═════ RECORDS FOR THIS TASK ═════

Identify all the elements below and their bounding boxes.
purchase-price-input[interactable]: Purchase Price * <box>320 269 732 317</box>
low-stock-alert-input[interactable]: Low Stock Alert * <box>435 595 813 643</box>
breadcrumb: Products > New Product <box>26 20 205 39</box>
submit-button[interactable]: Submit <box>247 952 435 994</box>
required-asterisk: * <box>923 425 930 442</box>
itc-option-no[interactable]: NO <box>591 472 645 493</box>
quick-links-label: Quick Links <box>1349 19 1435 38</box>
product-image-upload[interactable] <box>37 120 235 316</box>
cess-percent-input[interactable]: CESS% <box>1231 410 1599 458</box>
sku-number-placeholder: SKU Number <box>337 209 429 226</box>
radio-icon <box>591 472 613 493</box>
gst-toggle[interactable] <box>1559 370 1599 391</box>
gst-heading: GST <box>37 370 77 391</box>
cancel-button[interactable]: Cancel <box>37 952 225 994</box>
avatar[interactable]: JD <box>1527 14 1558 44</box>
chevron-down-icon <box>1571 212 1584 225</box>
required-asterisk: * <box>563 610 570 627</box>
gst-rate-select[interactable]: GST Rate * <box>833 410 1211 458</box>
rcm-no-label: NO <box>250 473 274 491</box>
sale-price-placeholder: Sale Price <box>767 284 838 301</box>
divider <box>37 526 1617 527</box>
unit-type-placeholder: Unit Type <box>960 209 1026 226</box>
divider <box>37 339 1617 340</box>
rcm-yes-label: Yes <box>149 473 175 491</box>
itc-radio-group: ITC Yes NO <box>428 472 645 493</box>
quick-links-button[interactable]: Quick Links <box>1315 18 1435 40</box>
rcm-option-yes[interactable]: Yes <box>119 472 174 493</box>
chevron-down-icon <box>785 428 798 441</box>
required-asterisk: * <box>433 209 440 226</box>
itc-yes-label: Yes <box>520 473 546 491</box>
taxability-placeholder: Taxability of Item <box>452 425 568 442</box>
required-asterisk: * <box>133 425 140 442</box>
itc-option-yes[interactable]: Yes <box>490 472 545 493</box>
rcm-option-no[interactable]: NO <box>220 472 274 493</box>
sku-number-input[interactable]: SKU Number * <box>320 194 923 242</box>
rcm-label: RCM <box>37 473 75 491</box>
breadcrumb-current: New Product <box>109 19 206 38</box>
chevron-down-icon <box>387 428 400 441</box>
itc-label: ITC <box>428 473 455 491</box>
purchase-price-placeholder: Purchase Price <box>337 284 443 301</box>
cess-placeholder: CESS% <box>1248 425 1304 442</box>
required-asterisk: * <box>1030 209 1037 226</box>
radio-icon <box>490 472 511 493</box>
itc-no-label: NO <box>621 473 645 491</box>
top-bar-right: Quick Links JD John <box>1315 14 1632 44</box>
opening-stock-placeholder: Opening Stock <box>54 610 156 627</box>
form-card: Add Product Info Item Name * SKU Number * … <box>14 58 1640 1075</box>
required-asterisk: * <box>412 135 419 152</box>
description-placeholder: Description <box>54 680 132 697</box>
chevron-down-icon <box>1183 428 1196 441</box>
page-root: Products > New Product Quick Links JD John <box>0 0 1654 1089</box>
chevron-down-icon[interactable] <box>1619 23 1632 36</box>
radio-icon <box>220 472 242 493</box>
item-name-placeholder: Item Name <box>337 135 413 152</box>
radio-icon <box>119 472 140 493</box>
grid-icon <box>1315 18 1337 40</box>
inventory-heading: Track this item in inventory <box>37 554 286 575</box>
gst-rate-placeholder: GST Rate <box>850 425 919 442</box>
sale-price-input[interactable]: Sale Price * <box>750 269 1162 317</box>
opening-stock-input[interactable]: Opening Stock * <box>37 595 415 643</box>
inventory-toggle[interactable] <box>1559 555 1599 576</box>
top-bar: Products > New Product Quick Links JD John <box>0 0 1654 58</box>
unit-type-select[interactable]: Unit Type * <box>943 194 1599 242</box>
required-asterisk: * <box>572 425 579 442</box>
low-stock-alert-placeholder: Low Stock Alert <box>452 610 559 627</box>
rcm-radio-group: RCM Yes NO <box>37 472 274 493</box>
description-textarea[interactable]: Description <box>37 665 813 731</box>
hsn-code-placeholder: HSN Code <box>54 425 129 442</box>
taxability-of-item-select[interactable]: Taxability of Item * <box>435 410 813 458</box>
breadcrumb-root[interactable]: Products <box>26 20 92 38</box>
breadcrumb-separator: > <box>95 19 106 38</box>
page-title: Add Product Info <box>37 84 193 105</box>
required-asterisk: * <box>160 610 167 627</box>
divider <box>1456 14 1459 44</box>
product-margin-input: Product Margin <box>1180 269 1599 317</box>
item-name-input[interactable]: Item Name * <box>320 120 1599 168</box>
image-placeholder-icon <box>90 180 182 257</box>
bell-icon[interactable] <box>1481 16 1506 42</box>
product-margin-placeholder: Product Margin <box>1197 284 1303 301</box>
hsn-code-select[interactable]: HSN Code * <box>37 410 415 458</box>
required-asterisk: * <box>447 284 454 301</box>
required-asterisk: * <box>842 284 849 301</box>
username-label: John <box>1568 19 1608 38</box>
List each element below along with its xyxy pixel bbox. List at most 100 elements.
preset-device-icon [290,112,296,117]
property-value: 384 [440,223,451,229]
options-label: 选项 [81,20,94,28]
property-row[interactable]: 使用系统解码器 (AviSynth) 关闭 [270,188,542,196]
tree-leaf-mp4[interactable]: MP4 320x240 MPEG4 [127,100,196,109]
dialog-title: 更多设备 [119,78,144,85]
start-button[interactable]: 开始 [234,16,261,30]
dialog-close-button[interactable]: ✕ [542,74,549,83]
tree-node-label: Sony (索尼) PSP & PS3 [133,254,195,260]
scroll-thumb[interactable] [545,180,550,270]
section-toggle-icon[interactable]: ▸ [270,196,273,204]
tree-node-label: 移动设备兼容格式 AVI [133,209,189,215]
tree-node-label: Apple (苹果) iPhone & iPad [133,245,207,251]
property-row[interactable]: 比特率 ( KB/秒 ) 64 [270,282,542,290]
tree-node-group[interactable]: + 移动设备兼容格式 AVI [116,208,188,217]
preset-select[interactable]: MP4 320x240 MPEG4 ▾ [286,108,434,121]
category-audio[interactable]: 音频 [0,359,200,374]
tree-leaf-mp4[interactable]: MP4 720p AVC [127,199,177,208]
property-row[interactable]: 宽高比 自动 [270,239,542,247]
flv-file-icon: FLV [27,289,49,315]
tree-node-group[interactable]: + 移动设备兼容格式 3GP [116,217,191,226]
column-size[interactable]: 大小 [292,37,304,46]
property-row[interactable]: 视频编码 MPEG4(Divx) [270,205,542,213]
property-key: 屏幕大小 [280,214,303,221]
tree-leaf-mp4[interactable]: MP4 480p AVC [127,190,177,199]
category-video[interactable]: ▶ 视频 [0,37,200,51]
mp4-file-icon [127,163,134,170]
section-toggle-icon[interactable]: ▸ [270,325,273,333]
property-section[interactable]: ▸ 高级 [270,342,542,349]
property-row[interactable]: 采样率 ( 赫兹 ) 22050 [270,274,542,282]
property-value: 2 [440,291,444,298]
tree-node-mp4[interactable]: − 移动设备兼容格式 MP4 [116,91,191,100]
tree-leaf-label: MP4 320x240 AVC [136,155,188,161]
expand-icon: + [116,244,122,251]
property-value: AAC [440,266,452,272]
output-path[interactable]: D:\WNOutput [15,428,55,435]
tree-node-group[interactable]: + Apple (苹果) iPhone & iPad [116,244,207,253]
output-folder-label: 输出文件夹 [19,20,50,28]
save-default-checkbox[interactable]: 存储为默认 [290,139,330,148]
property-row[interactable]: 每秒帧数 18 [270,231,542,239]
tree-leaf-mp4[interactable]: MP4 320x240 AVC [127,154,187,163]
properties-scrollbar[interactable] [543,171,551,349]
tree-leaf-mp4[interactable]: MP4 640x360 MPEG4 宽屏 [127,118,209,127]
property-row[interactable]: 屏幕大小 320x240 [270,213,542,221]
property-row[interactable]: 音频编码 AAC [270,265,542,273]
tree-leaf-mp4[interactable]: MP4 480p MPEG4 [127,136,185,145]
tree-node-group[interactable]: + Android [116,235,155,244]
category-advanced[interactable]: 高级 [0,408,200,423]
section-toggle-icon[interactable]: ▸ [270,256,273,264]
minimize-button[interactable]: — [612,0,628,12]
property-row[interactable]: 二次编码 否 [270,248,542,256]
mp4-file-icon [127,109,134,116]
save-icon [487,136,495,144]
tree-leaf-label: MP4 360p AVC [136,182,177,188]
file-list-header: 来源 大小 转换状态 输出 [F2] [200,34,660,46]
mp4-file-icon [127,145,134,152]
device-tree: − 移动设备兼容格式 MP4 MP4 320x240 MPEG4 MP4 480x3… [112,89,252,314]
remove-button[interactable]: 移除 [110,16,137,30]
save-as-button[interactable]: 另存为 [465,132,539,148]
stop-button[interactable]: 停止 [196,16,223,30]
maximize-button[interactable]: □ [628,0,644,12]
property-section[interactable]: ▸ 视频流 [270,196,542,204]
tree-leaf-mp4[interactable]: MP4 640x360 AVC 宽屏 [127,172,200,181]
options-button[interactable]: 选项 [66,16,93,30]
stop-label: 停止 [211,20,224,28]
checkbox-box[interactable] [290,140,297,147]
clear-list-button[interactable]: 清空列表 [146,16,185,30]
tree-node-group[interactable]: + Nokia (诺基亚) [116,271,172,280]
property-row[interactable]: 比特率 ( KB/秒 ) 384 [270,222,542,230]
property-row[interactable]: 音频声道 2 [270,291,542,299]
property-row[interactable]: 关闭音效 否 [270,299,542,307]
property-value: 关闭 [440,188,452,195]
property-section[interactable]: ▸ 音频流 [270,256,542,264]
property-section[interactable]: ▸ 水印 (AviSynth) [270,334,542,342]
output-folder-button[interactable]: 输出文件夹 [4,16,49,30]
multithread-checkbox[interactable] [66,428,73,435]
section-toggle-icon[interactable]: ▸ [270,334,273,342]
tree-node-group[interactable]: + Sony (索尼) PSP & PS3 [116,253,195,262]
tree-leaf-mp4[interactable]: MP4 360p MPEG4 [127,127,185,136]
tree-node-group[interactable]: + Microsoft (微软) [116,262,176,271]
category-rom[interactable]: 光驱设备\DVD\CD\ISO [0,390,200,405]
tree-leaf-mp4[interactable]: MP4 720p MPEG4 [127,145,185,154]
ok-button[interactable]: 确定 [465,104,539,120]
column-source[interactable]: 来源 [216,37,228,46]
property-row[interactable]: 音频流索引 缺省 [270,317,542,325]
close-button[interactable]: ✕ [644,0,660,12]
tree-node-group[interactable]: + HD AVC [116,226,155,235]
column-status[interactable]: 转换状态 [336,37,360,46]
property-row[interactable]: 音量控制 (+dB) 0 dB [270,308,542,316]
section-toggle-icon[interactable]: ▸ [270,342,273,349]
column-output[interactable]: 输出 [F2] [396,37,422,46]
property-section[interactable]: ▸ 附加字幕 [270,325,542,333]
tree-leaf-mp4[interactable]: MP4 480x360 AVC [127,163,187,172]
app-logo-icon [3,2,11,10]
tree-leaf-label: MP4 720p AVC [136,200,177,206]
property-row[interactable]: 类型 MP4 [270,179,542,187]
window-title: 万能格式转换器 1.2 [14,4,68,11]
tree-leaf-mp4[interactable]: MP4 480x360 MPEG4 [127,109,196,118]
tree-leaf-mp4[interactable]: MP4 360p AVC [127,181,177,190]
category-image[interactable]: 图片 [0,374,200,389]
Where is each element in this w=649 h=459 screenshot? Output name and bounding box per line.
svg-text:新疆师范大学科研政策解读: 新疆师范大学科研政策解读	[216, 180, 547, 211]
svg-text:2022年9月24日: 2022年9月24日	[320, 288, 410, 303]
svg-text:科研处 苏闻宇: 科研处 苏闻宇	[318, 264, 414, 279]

═════

Reproduce the lines of the entries above, starting from the first line of the entries and ending with the line that contains "required-asterisk: * <box>433", both included.

#### EXPECTED OUTPUT
Identify all the elements below and their bounding boxes.
purchase-price-input[interactable]: Purchase Price * <box>320 269 732 317</box>
low-stock-alert-input[interactable]: Low Stock Alert * <box>435 595 813 643</box>
breadcrumb: Products > New Product <box>26 20 205 39</box>
submit-button[interactable]: Submit <box>247 952 435 994</box>
required-asterisk: * <box>923 425 930 442</box>
itc-option-no[interactable]: NO <box>591 472 645 493</box>
quick-links-label: Quick Links <box>1349 19 1435 38</box>
product-image-upload[interactable] <box>37 120 235 316</box>
cess-percent-input[interactable]: CESS% <box>1231 410 1599 458</box>
sku-number-placeholder: SKU Number <box>337 209 429 226</box>
radio-icon <box>591 472 613 493</box>
gst-toggle[interactable] <box>1559 370 1599 391</box>
gst-heading: GST <box>37 370 77 391</box>
cancel-button[interactable]: Cancel <box>37 952 225 994</box>
avatar[interactable]: JD <box>1527 14 1558 44</box>
chevron-down-icon <box>1571 212 1584 225</box>
required-asterisk: * <box>563 610 570 627</box>
gst-rate-select[interactable]: GST Rate * <box>833 410 1211 458</box>
rcm-no-label: NO <box>250 473 274 491</box>
sale-price-placeholder: Sale Price <box>767 284 838 301</box>
divider <box>37 526 1617 527</box>
unit-type-placeholder: Unit Type <box>960 209 1026 226</box>
divider <box>37 339 1617 340</box>
rcm-yes-label: Yes <box>149 473 175 491</box>
itc-radio-group: ITC Yes NO <box>428 472 645 493</box>
quick-links-button[interactable]: Quick Links <box>1315 18 1435 40</box>
rcm-option-yes[interactable]: Yes <box>119 472 174 493</box>
chevron-down-icon <box>785 428 798 441</box>
required-asterisk: * <box>433 209 440 226</box>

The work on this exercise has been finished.